# Task statement
Report, as a bare number, how many lines hold "subtitle".

::: Input for this task

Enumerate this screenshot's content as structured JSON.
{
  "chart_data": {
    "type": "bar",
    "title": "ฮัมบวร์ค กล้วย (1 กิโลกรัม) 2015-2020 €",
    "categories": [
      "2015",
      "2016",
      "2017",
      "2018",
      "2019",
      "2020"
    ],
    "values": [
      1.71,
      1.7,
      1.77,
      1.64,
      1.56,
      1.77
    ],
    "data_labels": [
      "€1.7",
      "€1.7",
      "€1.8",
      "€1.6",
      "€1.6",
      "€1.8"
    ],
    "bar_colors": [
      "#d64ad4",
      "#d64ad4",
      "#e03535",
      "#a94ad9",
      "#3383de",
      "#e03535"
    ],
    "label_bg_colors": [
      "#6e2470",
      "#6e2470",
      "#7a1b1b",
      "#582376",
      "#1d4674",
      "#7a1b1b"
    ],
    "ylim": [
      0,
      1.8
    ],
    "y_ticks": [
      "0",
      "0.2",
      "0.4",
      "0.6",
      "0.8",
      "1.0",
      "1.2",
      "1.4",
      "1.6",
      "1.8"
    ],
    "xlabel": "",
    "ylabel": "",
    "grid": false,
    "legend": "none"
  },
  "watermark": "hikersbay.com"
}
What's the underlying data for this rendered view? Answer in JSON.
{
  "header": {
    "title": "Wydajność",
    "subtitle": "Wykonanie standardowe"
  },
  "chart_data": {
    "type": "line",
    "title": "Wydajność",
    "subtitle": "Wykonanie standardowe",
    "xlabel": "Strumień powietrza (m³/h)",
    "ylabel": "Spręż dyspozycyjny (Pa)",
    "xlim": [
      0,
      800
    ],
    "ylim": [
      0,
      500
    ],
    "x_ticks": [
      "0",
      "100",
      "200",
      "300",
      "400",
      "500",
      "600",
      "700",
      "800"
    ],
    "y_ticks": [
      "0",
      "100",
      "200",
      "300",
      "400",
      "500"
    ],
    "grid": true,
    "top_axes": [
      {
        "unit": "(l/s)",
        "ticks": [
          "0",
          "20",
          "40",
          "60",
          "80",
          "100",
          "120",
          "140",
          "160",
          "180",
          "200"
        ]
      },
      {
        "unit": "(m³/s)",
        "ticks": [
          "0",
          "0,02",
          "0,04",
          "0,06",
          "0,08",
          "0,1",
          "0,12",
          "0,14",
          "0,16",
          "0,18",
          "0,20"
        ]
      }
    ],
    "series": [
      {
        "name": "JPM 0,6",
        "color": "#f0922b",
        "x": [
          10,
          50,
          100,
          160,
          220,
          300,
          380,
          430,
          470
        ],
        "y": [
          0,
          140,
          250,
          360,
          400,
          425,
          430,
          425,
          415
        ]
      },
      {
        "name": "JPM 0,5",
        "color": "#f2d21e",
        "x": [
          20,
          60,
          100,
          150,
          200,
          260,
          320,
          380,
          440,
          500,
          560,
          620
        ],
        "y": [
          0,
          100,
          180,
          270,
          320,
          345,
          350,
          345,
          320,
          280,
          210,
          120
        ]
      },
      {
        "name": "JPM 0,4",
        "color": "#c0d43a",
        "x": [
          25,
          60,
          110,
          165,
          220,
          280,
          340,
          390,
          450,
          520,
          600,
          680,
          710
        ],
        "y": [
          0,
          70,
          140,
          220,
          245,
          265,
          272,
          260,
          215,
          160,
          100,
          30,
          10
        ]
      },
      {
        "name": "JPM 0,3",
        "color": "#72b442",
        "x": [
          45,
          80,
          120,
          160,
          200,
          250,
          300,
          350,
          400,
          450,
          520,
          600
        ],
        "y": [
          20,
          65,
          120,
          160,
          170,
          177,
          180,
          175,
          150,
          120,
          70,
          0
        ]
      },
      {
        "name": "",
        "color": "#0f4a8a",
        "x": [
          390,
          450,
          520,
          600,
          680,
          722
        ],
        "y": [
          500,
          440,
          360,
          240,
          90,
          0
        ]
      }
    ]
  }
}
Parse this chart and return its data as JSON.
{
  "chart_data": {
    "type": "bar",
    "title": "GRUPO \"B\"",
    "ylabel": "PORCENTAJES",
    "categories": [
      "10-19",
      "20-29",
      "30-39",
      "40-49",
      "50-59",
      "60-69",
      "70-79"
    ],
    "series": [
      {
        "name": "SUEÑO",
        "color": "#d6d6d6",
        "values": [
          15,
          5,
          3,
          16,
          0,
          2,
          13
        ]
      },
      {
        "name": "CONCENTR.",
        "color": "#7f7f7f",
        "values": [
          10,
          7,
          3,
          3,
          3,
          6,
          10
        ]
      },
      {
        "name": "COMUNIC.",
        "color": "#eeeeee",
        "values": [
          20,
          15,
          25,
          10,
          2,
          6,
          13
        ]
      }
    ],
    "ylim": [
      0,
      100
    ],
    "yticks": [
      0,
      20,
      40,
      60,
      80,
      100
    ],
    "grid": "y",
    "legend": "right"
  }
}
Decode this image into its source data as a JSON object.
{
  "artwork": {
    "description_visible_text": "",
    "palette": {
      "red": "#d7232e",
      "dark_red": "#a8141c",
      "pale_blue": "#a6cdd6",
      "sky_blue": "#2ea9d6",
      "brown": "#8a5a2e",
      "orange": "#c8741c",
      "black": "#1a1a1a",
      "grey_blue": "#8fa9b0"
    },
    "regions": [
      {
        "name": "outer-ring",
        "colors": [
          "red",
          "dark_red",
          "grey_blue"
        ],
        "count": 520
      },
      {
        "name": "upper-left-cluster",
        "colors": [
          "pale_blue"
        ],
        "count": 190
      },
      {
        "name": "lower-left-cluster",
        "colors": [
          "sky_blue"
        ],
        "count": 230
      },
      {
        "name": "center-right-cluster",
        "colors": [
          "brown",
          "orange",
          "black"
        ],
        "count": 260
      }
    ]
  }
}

::::::

# Correct answer
2